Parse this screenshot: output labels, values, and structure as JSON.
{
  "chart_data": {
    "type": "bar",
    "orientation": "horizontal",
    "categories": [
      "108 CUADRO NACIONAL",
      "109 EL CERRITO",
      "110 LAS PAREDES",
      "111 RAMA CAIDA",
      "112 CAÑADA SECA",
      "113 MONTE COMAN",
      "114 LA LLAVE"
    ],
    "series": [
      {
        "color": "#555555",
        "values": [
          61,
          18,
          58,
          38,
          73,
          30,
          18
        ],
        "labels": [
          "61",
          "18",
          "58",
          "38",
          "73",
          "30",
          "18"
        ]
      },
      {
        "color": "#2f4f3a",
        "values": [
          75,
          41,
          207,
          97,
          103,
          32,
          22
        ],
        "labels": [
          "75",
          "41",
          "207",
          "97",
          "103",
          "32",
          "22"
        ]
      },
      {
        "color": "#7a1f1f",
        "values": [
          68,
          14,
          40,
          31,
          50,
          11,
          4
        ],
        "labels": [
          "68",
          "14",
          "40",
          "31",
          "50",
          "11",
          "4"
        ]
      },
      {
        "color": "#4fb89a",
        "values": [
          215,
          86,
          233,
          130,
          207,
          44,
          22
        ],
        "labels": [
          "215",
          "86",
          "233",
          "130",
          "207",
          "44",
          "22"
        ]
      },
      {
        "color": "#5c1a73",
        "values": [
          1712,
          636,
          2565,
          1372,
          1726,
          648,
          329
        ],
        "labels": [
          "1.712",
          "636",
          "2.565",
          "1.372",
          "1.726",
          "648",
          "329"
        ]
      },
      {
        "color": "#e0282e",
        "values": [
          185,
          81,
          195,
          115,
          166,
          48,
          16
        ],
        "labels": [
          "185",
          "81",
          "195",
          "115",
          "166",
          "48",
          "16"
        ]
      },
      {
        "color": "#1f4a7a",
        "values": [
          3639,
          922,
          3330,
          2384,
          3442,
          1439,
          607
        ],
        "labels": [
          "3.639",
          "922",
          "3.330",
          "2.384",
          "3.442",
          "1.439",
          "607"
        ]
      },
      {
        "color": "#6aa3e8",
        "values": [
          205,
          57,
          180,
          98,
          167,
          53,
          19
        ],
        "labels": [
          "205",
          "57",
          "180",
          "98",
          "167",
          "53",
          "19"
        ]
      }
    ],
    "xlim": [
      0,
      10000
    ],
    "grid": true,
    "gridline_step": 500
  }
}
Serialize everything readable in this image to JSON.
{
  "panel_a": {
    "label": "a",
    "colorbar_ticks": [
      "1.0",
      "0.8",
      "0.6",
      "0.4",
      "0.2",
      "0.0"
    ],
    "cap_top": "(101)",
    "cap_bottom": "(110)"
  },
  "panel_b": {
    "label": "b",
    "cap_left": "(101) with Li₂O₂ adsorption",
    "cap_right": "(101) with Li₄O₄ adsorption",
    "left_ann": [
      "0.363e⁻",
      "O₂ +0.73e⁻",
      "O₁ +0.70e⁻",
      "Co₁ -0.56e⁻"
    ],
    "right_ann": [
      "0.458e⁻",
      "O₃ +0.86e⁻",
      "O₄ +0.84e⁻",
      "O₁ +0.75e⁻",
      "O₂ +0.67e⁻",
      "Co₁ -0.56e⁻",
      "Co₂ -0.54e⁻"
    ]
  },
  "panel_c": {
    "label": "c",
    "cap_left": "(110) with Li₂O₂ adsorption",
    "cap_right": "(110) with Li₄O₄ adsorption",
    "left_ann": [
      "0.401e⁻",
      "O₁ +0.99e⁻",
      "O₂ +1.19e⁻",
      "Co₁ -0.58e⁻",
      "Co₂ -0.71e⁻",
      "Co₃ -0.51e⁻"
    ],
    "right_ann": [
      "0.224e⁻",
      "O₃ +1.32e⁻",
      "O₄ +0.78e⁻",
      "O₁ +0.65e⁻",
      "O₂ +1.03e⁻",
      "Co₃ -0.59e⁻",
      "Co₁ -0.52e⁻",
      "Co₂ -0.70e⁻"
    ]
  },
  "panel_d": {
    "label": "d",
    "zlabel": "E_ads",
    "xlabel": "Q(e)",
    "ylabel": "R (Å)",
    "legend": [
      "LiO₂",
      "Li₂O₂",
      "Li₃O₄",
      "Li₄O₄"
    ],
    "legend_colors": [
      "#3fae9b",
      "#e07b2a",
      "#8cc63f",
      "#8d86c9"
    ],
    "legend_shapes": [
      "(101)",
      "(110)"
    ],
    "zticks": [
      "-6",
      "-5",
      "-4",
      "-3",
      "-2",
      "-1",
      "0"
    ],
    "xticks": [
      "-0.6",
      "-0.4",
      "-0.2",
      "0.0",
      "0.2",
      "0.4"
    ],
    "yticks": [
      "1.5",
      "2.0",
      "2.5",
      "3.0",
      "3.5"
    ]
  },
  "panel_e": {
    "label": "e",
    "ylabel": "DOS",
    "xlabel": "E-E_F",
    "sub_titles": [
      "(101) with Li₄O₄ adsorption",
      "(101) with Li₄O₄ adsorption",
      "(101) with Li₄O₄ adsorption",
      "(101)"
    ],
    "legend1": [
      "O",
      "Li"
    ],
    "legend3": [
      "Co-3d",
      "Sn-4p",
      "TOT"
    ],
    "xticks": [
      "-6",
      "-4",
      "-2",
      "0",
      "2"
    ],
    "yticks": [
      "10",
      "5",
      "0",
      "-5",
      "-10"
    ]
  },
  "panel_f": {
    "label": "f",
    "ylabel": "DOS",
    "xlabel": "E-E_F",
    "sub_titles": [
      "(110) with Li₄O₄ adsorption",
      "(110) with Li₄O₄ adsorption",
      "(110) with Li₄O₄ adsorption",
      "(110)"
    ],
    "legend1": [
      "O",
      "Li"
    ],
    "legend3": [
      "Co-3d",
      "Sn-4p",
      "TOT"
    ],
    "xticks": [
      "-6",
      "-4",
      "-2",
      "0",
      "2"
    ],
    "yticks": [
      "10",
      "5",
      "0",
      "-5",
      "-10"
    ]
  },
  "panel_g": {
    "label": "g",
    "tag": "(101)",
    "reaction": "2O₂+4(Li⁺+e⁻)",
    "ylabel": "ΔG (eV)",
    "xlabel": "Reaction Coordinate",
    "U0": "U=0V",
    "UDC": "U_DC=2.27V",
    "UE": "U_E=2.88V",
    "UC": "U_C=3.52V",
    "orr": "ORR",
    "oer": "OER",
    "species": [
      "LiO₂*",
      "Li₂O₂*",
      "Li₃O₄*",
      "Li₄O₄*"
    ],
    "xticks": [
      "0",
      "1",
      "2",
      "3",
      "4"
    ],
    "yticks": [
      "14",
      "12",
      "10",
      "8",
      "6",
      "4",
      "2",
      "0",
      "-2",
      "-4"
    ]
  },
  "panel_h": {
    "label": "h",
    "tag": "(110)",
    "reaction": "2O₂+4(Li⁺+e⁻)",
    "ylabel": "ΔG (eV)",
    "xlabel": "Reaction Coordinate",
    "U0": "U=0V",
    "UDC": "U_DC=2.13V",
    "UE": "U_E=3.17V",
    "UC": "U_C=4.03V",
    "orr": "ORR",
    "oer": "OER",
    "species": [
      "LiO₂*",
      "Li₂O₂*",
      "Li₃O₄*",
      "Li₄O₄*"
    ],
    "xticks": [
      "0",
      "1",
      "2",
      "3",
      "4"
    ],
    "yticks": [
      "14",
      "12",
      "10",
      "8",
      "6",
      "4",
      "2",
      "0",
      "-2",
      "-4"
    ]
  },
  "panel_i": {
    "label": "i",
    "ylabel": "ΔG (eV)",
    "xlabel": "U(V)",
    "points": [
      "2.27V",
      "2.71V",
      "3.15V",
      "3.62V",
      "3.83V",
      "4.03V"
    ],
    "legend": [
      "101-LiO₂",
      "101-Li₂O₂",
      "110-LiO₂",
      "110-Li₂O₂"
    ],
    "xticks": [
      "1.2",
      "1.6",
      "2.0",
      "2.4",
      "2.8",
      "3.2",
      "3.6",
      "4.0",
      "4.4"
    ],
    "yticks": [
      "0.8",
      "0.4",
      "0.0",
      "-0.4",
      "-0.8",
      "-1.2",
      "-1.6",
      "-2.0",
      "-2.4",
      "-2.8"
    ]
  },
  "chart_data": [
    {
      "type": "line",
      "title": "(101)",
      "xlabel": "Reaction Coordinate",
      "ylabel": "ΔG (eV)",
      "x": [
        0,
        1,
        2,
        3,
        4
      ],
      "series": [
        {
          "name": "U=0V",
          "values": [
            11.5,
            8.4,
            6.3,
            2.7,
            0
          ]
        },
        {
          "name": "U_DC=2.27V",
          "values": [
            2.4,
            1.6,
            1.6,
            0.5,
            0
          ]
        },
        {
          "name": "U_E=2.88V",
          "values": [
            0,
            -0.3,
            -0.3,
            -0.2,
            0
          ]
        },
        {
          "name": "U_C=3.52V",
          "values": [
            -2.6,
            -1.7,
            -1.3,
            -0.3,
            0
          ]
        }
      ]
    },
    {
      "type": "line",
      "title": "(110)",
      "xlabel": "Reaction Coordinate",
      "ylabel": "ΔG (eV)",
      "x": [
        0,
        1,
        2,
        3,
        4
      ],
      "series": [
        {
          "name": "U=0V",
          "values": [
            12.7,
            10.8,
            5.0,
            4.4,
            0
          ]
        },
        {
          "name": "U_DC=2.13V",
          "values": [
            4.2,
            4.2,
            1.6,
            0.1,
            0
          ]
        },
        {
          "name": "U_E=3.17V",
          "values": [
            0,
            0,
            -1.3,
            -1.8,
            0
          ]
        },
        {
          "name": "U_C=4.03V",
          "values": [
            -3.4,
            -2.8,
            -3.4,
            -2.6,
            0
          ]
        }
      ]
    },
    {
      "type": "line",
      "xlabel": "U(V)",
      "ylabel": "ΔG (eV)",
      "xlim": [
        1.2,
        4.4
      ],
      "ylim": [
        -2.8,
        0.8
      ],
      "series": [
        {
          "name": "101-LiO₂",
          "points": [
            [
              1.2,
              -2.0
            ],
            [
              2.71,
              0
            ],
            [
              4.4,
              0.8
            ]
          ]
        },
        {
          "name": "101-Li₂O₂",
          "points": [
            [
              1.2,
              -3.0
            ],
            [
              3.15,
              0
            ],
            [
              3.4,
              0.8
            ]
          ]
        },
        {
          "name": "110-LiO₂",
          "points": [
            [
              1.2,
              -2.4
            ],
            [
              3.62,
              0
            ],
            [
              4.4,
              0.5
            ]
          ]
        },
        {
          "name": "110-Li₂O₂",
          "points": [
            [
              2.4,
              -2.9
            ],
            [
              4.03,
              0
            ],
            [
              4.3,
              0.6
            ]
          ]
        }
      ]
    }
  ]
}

§ **Objective**:
Looking at the material above, count the lines that hold "name" and give the total alone.

§ **Reply**:
12